■ Task input:
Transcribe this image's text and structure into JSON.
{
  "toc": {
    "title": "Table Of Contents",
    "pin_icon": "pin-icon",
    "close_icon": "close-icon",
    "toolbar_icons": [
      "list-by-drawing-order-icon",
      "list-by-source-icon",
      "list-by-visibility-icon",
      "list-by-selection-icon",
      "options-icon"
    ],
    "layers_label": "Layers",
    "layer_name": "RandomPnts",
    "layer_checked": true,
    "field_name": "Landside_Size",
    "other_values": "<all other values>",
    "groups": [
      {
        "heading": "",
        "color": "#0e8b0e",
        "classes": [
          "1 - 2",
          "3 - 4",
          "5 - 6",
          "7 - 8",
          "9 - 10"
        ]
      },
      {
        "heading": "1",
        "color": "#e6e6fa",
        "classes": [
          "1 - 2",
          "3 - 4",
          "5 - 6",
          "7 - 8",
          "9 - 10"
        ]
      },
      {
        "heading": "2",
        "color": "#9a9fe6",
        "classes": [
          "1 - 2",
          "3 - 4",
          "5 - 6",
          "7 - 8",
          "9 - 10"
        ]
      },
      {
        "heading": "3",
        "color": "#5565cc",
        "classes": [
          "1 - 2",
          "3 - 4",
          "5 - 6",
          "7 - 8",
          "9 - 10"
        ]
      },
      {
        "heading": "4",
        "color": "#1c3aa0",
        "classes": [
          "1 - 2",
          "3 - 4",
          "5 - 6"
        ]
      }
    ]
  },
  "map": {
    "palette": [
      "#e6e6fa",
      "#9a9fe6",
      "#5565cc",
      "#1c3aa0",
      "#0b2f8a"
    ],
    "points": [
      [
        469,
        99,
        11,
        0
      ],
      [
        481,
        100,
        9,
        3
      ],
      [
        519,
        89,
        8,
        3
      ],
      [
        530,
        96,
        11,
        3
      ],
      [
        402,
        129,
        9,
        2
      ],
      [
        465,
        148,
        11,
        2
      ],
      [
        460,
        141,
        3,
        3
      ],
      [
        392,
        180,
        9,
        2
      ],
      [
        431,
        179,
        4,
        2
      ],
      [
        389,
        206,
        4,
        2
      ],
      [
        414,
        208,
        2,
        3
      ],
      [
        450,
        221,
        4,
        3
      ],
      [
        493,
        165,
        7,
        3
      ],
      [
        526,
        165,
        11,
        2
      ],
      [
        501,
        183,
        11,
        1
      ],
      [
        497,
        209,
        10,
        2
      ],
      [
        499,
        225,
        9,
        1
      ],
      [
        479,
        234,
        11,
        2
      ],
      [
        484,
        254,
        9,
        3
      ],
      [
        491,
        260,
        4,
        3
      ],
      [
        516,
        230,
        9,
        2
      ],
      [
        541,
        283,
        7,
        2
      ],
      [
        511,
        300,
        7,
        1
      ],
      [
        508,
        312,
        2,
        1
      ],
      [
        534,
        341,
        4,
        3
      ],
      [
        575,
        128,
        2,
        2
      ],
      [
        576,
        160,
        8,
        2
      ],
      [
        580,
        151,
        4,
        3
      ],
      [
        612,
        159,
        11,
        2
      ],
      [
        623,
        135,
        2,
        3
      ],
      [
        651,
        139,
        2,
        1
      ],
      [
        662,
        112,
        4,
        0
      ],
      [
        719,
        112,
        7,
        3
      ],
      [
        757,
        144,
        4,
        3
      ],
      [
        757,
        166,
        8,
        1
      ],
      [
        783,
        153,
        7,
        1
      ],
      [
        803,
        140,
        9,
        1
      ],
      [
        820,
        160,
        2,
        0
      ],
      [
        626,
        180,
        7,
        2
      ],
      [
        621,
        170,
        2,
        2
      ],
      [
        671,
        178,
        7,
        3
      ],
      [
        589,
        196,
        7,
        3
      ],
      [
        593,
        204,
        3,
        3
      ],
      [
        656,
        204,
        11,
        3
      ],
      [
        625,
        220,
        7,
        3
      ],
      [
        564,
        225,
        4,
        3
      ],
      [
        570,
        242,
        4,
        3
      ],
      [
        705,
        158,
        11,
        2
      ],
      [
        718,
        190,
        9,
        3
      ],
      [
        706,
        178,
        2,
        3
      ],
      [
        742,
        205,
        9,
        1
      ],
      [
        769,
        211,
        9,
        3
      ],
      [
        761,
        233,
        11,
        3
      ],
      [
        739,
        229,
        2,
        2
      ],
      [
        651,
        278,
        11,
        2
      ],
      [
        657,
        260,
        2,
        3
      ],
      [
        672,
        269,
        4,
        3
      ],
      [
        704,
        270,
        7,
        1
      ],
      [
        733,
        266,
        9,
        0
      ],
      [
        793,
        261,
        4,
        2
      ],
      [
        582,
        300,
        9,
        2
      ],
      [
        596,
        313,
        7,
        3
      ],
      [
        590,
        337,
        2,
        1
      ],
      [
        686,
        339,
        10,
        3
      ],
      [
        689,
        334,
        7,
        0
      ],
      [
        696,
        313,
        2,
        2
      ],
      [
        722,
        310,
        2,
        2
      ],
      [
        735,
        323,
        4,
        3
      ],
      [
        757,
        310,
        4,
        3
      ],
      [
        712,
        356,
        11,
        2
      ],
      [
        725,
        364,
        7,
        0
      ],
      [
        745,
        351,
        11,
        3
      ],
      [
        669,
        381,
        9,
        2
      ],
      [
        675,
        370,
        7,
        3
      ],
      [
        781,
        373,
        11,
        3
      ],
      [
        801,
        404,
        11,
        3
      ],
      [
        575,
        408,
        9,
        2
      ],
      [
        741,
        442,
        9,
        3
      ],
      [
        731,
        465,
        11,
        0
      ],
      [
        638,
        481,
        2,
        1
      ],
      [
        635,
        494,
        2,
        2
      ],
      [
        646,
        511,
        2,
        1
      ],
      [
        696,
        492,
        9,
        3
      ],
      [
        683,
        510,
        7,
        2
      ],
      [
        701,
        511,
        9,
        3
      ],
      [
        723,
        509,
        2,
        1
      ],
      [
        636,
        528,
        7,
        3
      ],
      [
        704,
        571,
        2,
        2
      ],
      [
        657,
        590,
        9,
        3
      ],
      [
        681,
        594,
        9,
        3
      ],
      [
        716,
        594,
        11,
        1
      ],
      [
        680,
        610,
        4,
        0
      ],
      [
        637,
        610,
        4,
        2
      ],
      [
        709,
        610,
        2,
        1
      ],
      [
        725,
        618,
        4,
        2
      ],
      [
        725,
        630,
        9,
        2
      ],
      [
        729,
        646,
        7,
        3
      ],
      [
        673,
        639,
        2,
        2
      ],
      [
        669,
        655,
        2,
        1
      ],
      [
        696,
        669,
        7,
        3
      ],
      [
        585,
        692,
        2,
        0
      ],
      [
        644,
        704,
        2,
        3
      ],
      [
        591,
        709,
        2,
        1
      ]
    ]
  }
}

■ Your instructions:
Exactly reproduce every record.

■ Exercise answer:
Transcribe this image's text and structure into JSON.
{
  "toc": {
    "title": "Table Of Contents",
    "pin_icon": "pin-icon",
    "close_icon": "close-icon",
    "toolbar_icons": [
      "list-by-drawing-order-icon",
      "list-by-source-icon",
      "list-by-visibility-icon",
      "list-by-selection-icon",
      "options-icon"
    ],
    "layers_label": "Layers",
    "layer_name": "RandomPnts",
    "layer_checked": true,
    "field_name": "Landside_Size",
    "other_values": "<all other values>",
    "groups": [
      {
        "heading": "",
        "color": "#0e8b0e",
        "classes": [
          "1 - 2",
          "3 - 4",
          "5 - 6",
          "7 - 8",
          "9 - 10"
        ]
      },
      {
        "heading": "1",
        "color": "#e6e6fa",
        "classes": [
          "1 - 2",
          "3 - 4",
          "5 - 6",
          "7 - 8",
          "9 - 10"
        ]
      },
      {
        "heading": "2",
        "color": "#9a9fe6",
        "classes": [
          "1 - 2",
          "3 - 4",
          "5 - 6",
          "7 - 8",
          "9 - 10"
        ]
      },
      {
        "heading": "3",
        "color": "#5565cc",
        "classes": [
          "1 - 2",
          "3 - 4",
          "5 - 6",
          "7 - 8",
          "9 - 10"
        ]
      },
      {
        "heading": "4",
        "color": "#1c3aa0",
        "classes": [
          "1 - 2",
          "3 - 4",
          "5 - 6"
        ]
      }
    ]
  },
  "map": {
    "palette": [
      "#e6e6fa",
      "#9a9fe6",
      "#5565cc",
      "#1c3aa0",
      "#0b2f8a"
    ],
    "points": [
      [
        469,
        99,
        11,
        0
      ],
      [
        481,
        100,
        9,
        3
      ],
      [
        519,
        89,
        8,
        3
      ],
      [
        530,
        96,
        11,
        3
      ],
      [
        402,
        129,
        9,
        2
      ],
      [
        465,
        148,
        11,
        2
      ],
      [
        460,
        141,
        3,
        3
      ],
      [
        392,
        180,
        9,
        2
      ],
      [
        431,
        179,
        4,
        2
      ],
      [
        389,
        206,
        4,
        2
      ],
      [
        414,
        208,
        2,
        3
      ],
      [
        450,
        221,
        4,
        3
      ],
      [
        493,
        165,
        7,
        3
      ],
      [
        526,
        165,
        11,
        2
      ],
      [
        501,
        183,
        11,
        1
      ],
      [
        497,
        209,
        10,
        2
      ],
      [
        499,
        225,
        9,
        1
      ],
      [
        479,
        234,
        11,
        2
      ],
      [
        484,
        254,
        9,
        3
      ],
      [
        491,
        260,
        4,
        3
      ],
      [
        516,
        230,
        9,
        2
      ],
      [
        541,
        283,
        7,
        2
      ],
      [
        511,
        300,
        7,
        1
      ],
      [
        508,
        312,
        2,
        1
      ],
      [
        534,
        341,
        4,
        3
      ],
      [
        575,
        128,
        2,
        2
      ],
      [
        576,
        160,
        8,
        2
      ],
      [
        580,
        151,
        4,
        3
      ],
      [
        612,
        159,
        11,
        2
      ],
      [
        623,
        135,
        2,
        3
      ],
      [
        651,
        139,
        2,
        1
      ],
      [
        662,
        112,
        4,
        0
      ],
      [
        719,
        112,
        7,
        3
      ],
      [
        757,
        144,
        4,
        3
      ],
      [
        757,
        166,
        8,
        1
      ],
      [
        783,
        153,
        7,
        1
      ],
      [
        803,
        140,
        9,
        1
      ],
      [
        820,
        160,
        2,
        0
      ],
      [
        626,
        180,
        7,
        2
      ],
      [
        621,
        170,
        2,
        2
      ],
      [
        671,
        178,
        7,
        3
      ],
      [
        589,
        196,
        7,
        3
      ],
      [
        593,
        204,
        3,
        3
      ],
      [
        656,
        204,
        11,
        3
      ],
      [
        625,
        220,
        7,
        3
      ],
      [
        564,
        225,
        4,
        3
      ],
      [
        570,
        242,
        4,
        3
      ],
      [
        705,
        158,
        11,
        2
      ],
      [
        718,
        190,
        9,
        3
      ],
      [
        706,
        178,
        2,
        3
      ],
      [
        742,
        205,
        9,
        1
      ],
      [
        769,
        211,
        9,
        3
      ],
      [
        761,
        233,
        11,
        3
      ],
      [
        739,
        229,
        2,
        2
      ],
      [
        651,
        278,
        11,
        2
      ],
      [
        657,
        260,
        2,
        3
      ],
      [
        672,
        269,
        4,
        3
      ],
      [
        704,
        270,
        7,
        1
      ],
      [
        733,
        266,
        9,
        0
      ],
      [
        793,
        261,
        4,
        2
      ],
      [
        582,
        300,
        9,
        2
      ],
      [
        596,
        313,
        7,
        3
      ],
      [
        590,
        337,
        2,
        1
      ],
      [
        686,
        339,
        10,
        3
      ],
      [
        689,
        334,
        7,
        0
      ],
      [
        696,
        313,
        2,
        2
      ],
      [
        722,
        310,
        2,
        2
      ],
      [
        735,
        323,
        4,
        3
      ],
      [
        757,
        310,
        4,
        3
      ],
      [
        712,
        356,
        11,
        2
      ],
      [
        725,
        364,
        7,
        0
      ],
      [
        745,
        351,
        11,
        3
      ],
      [
        669,
        381,
        9,
        2
      ],
      [
        675,
        370,
        7,
        3
      ],
      [
        781,
        373,
        11,
        3
      ],
      [
        801,
        404,
        11,
        3
      ],
      [
        575,
        408,
        9,
        2
      ],
      [
        741,
        442,
        9,
        3
      ],
      [
        731,
        465,
        11,
        0
      ],
      [
        638,
        481,
        2,
        1
      ],
      [
        635,
        494,
        2,
        2
      ],
      [
        646,
        511,
        2,
        1
      ],
      [
        696,
        492,
        9,
        3
      ],
      [
        683,
        510,
        7,
        2
      ],
      [
        701,
        511,
        9,
        3
      ],
      [
        723,
        509,
        2,
        1
      ],
      [
        636,
        528,
        7,
        3
      ],
      [
        704,
        571,
        2,
        2
      ],
      [
        657,
        590,
        9,
        3
      ],
      [
        681,
        594,
        9,
        3
      ],
      [
        716,
        594,
        11,
        1
      ],
      [
        680,
        610,
        4,
        0
      ],
      [
        637,
        610,
        4,
        2
      ],
      [
        709,
        610,
        2,
        1
      ],
      [
        725,
        618,
        4,
        2
      ],
      [
        725,
        630,
        9,
        2
      ],
      [
        729,
        646,
        7,
        3
      ],
      [
        673,
        639,
        2,
        2
      ],
      [
        669,
        655,
        2,
        1
      ],
      [
        696,
        669,
        7,
        3
      ],
      [
        585,
        692,
        2,
        0
      ],
      [
        644,
        704,
        2,
        3
      ],
      [
        591,
        709,
        2,
        1
      ]
    ]
  }
}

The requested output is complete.